Input data
*-*-*

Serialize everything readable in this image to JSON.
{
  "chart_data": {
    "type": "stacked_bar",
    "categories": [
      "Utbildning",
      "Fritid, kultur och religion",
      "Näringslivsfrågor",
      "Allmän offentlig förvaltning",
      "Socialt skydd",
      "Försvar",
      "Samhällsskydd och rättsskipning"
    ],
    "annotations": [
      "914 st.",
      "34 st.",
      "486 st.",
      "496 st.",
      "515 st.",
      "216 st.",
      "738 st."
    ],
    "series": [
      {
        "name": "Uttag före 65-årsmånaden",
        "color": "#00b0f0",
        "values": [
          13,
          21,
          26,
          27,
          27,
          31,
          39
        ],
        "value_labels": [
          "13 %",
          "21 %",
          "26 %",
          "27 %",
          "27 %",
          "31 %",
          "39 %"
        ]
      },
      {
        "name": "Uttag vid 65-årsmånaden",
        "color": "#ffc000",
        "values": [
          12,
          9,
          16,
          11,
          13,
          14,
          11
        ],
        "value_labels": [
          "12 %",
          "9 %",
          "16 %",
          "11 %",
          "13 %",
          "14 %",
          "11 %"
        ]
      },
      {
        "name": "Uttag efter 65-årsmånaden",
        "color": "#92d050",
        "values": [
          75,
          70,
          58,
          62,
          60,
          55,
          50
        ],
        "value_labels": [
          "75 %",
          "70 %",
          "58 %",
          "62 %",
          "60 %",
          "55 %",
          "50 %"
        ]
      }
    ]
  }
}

*-*-*

Exercise goal
Indicate how many lines of the material contain the string "name", giving the number and nothing more.

Exercise output
3